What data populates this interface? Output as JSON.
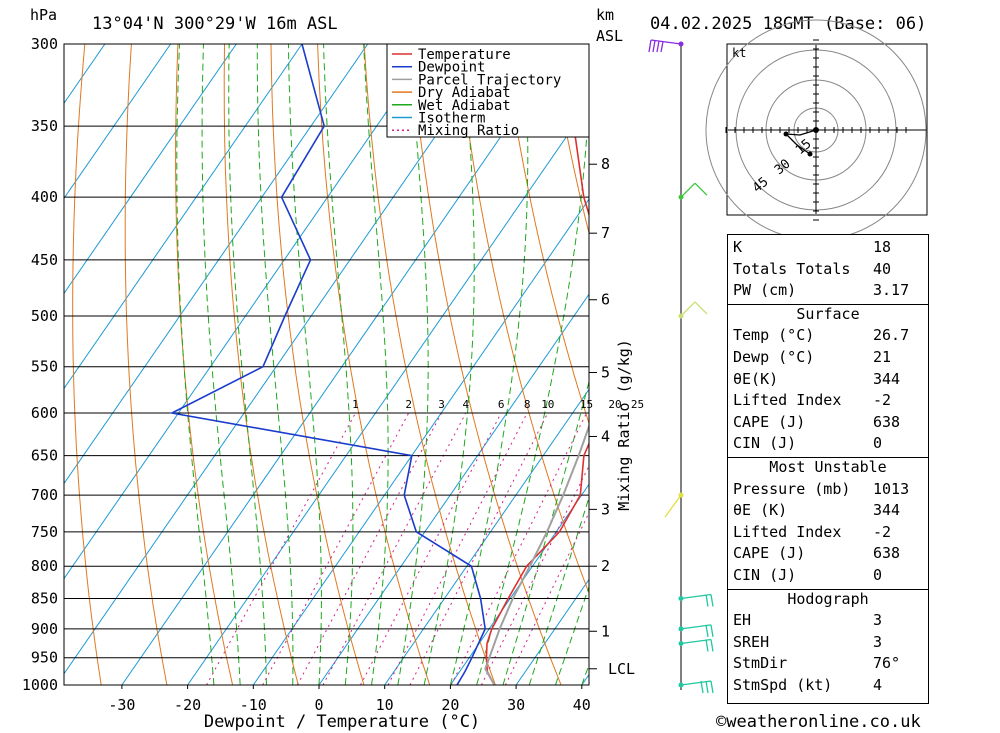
{
  "header": {
    "hpa_label": "hPa",
    "location": "13°04'N  300°29'W  16m  ASL",
    "km_label": "km",
    "asl_label": "ASL",
    "datetime": "04.02.2025  18GMT  (Base: 06)"
  },
  "footer": {
    "copyright": "©weatheronline.co.uk"
  },
  "colors": {
    "temperature": "#e03030",
    "dewpoint": "#1a3ccc",
    "parcel": "#a0a0a0",
    "dry_adiabat": "#e07820",
    "wet_adiabat": "#1ea81e",
    "isotherm": "#1e9ad6",
    "mixing_ratio": "#d0208a"
  },
  "chart_data": {
    "type": "line",
    "title": "13°04'N  300°29'W  16m  ASL",
    "xlabel": "Dewpoint / Temperature (°C)",
    "ylabel": "hPa",
    "right_axis_label": "Mixing Ratio (g/kg)",
    "pressure_levels": [
      300,
      350,
      400,
      450,
      500,
      550,
      600,
      650,
      700,
      750,
      800,
      850,
      900,
      950,
      1000
    ],
    "temperature_ticks": [
      -30,
      -20,
      -10,
      0,
      10,
      20,
      30,
      40
    ],
    "height_ticks_km": [
      {
        "label": "8",
        "p": 376
      },
      {
        "label": "7",
        "p": 428
      },
      {
        "label": "6",
        "p": 485
      },
      {
        "label": "5",
        "p": 556
      },
      {
        "label": "4",
        "p": 627
      },
      {
        "label": "3",
        "p": 719
      },
      {
        "label": "2",
        "p": 800
      },
      {
        "label": "1",
        "p": 904
      },
      {
        "label": "LCL",
        "p": 970
      }
    ],
    "mixing_ratio_labels": [
      "1",
      "2",
      "3",
      "4",
      "6",
      "8",
      "10",
      "15",
      "20",
      "25"
    ],
    "legend": [
      "Temperature",
      "Dewpoint",
      "Parcel Trajectory",
      "Dry Adiabat",
      "Wet Adiabat",
      "Isotherm",
      "Mixing Ratio"
    ],
    "legend_position": "top-right",
    "series": [
      {
        "name": "Temperature",
        "points": [
          [
            1000,
            26.7
          ],
          [
            975,
            24.2
          ],
          [
            950,
            22.6
          ],
          [
            925,
            21.2
          ],
          [
            900,
            20.4
          ],
          [
            850,
            19.7
          ],
          [
            800,
            19.1
          ],
          [
            750,
            20.5
          ],
          [
            700,
            19.8
          ],
          [
            650,
            16.2
          ],
          [
            600,
            14.5
          ],
          [
            550,
            9.5
          ],
          [
            500,
            4.7
          ],
          [
            450,
            -1.5
          ],
          [
            400,
            -11
          ],
          [
            350,
            -20
          ],
          [
            300,
            -32
          ]
        ]
      },
      {
        "name": "Dewpoint",
        "points": [
          [
            1000,
            21
          ],
          [
            975,
            20.8
          ],
          [
            950,
            20.4
          ],
          [
            900,
            19.4
          ],
          [
            850,
            15.5
          ],
          [
            800,
            10.7
          ],
          [
            750,
            -1.3
          ],
          [
            700,
            -7
          ],
          [
            650,
            -10
          ],
          [
            600,
            -51
          ],
          [
            550,
            -42
          ],
          [
            500,
            -44
          ],
          [
            450,
            -46
          ],
          [
            400,
            -57
          ],
          [
            350,
            -58
          ],
          [
            300,
            -70
          ]
        ]
      },
      {
        "name": "Parcel Trajectory",
        "points": [
          [
            1000,
            26.7
          ],
          [
            970,
            23.6
          ],
          [
            900,
            21.6
          ],
          [
            850,
            20.4
          ],
          [
            800,
            19.6
          ],
          [
            750,
            18.6
          ],
          [
            700,
            17.2
          ],
          [
            650,
            15.4
          ],
          [
            600,
            13.2
          ],
          [
            550,
            10.4
          ],
          [
            500,
            6.6
          ],
          [
            450,
            1.6
          ],
          [
            400,
            -4.8
          ],
          [
            370,
            -10
          ]
        ]
      }
    ],
    "wind_barbs": [
      {
        "p": 300,
        "speed_kt": 15,
        "color": "#8a2be2"
      },
      {
        "p": 400,
        "speed_kt": 10,
        "color": "#3cc83c"
      },
      {
        "p": 500,
        "speed_kt": 10,
        "color": "#c8e070"
      },
      {
        "p": 700,
        "speed_kt": 5,
        "color": "#e0e040"
      },
      {
        "p": 850,
        "speed_kt": 10,
        "color": "#20c8a0"
      },
      {
        "p": 900,
        "speed_kt": 10,
        "color": "#20c8a0"
      },
      {
        "p": 925,
        "speed_kt": 10,
        "color": "#20c8a0"
      },
      {
        "p": 1000,
        "speed_kt": 15,
        "color": "#20c8a0"
      }
    ],
    "hodograph": {
      "unit_label": "kt",
      "ring_labels": [
        "15",
        "30",
        "45"
      ]
    }
  },
  "indices": {
    "rows1": [
      {
        "k": "K",
        "v": "18"
      },
      {
        "k": "Totals Totals",
        "v": "40"
      },
      {
        "k": "PW (cm)",
        "v": "3.17"
      }
    ],
    "surface": {
      "title": "Surface",
      "rows": [
        {
          "k": "Temp (°C)",
          "v": "26.7"
        },
        {
          "k": "Dewp (°C)",
          "v": "21"
        },
        {
          "k": "θE(K)",
          "v": "344"
        },
        {
          "k": "Lifted Index",
          "v": "-2"
        },
        {
          "k": "CAPE (J)",
          "v": "638"
        },
        {
          "k": "CIN (J)",
          "v": "0"
        }
      ]
    },
    "most_unstable": {
      "title": "Most Unstable",
      "rows": [
        {
          "k": "Pressure (mb)",
          "v": "1013"
        },
        {
          "k": "θE (K)",
          "v": "344"
        },
        {
          "k": "Lifted Index",
          "v": "-2"
        },
        {
          "k": "CAPE (J)",
          "v": "638"
        },
        {
          "k": "CIN (J)",
          "v": "0"
        }
      ]
    },
    "hodograph": {
      "title": "Hodograph",
      "rows": [
        {
          "k": "EH",
          "v": "3"
        },
        {
          "k": "SREH",
          "v": "3"
        },
        {
          "k": "StmDir",
          "v": "76°"
        },
        {
          "k": "StmSpd (kt)",
          "v": "4"
        }
      ]
    }
  }
}
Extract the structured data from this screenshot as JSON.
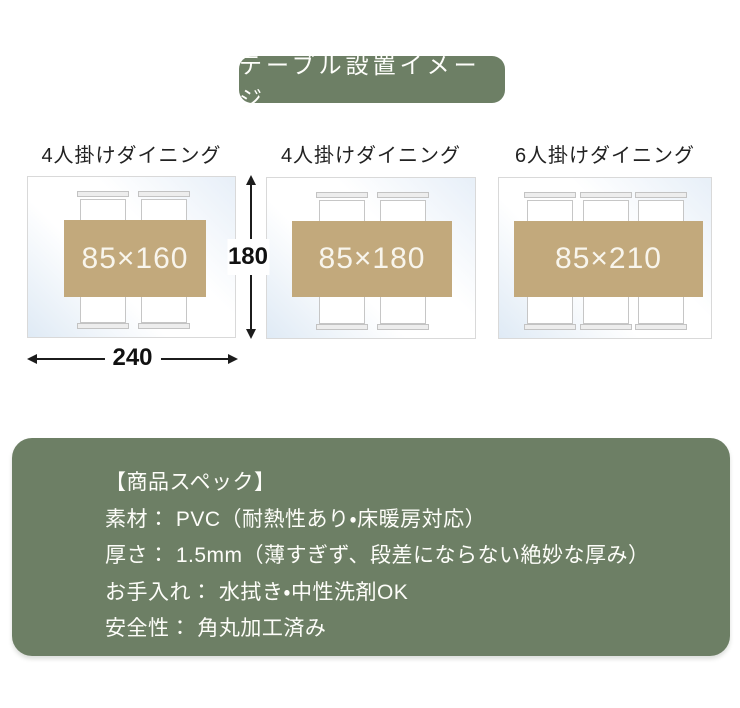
{
  "badge": {
    "label": "テーブル設置イメージ"
  },
  "diagrams": [
    {
      "title": "4人掛けダイニング",
      "table_label": "85×160",
      "chairs_per_side": 2
    },
    {
      "title": "4人掛けダイニング",
      "table_label": "85×180",
      "chairs_per_side": 2
    },
    {
      "title": "6人掛けダイニング",
      "table_label": "85×210",
      "chairs_per_side": 3
    }
  ],
  "dimensions": {
    "mat_height_label": "180",
    "mat_width_label": "240"
  },
  "spec": {
    "heading": "【商品スペック】",
    "lines": [
      "素材： PVC（耐熱性あり・床暖房対応）",
      "厚さ： 1.5mm（薄すぎず、段差にならない絶妙な厚み）",
      "お手入れ： 水拭き・中性洗剤OK",
      "安全性： 角丸加工済み"
    ]
  },
  "colors": {
    "accent_green": "#6d7f65",
    "table_tan": "#c2a97c",
    "mat_highlight_blue": "#e3edf7",
    "mat_border": "#d9d9d9",
    "dimension_ink": "#1c1c1c",
    "label_text": "#222222",
    "panel_text": "#fdfdf9"
  }
}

### Exercise goal
With pictures left out, repeat exactly the lines from the line bearing "Extract the structured" through the final line of the records above.

### Task solution
Extract the structured data from this screenshot as JSON.
{
  "badge": {
    "label": "テーブル設置イメージ"
  },
  "diagrams": [
    {
      "title": "4人掛けダイニング",
      "table_label": "85×160",
      "chairs_per_side": 2
    },
    {
      "title": "4人掛けダイニング",
      "table_label": "85×180",
      "chairs_per_side": 2
    },
    {
      "title": "6人掛けダイニング",
      "table_label": "85×210",
      "chairs_per_side": 3
    }
  ],
  "dimensions": {
    "mat_height_label": "180",
    "mat_width_label": "240"
  },
  "spec": {
    "heading": "【商品スペック】",
    "lines": [
      "素材： PVC（耐熱性あり・床暖房対応）",
      "厚さ： 1.5mm（薄すぎず、段差にならない絶妙な厚み）",
      "お手入れ： 水拭き・中性洗剤OK",
      "安全性： 角丸加工済み"
    ]
  },
  "colors": {
    "accent_green": "#6d7f65",
    "table_tan": "#c2a97c",
    "mat_highlight_blue": "#e3edf7",
    "mat_border": "#d9d9d9",
    "dimension_ink": "#1c1c1c",
    "label_text": "#222222",
    "panel_text": "#fdfdf9"
  }
}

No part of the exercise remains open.